* [SHORT TASK] The answer should be a single number: how many lines of the entries below hold the word "ylabel".
** begin MATERIAL SHOWN **
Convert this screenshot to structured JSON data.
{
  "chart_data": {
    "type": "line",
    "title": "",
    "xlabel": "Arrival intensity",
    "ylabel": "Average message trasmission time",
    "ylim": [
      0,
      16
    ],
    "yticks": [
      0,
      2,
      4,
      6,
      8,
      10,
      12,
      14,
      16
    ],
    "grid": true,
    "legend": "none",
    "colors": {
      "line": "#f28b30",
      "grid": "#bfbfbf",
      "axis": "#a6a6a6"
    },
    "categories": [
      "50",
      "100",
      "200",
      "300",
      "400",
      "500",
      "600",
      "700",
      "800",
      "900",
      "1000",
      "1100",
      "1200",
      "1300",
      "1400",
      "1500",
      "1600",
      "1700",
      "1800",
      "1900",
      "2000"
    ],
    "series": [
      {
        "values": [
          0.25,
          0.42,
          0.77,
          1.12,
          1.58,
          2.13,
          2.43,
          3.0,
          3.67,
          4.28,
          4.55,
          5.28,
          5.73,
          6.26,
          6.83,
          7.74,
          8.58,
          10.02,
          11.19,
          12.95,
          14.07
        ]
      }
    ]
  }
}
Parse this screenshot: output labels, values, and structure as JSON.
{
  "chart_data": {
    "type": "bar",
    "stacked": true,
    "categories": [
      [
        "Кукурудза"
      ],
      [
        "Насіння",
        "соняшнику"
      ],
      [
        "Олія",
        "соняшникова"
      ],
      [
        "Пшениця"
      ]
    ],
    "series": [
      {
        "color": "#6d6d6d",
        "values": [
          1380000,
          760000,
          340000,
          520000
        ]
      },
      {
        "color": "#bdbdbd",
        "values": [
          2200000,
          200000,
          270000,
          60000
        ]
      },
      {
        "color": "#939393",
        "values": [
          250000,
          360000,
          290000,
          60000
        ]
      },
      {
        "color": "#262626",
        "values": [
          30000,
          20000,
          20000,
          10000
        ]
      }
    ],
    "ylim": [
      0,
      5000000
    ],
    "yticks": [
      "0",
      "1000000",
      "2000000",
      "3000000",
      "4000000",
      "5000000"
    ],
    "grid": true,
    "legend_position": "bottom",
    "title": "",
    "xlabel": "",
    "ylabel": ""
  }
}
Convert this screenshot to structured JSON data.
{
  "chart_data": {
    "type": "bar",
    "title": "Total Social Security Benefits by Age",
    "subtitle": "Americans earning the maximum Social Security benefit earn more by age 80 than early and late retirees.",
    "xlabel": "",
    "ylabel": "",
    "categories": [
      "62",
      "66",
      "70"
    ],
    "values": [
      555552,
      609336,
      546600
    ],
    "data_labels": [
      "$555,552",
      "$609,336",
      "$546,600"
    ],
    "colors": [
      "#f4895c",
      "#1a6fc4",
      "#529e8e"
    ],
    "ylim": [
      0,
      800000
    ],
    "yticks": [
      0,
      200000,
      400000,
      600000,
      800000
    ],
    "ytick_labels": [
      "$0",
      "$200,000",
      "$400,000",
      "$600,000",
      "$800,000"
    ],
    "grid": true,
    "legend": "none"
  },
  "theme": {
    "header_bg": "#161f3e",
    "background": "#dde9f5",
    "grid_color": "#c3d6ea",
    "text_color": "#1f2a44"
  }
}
** end MATERIAL SHOWN **
* [RESULT] 3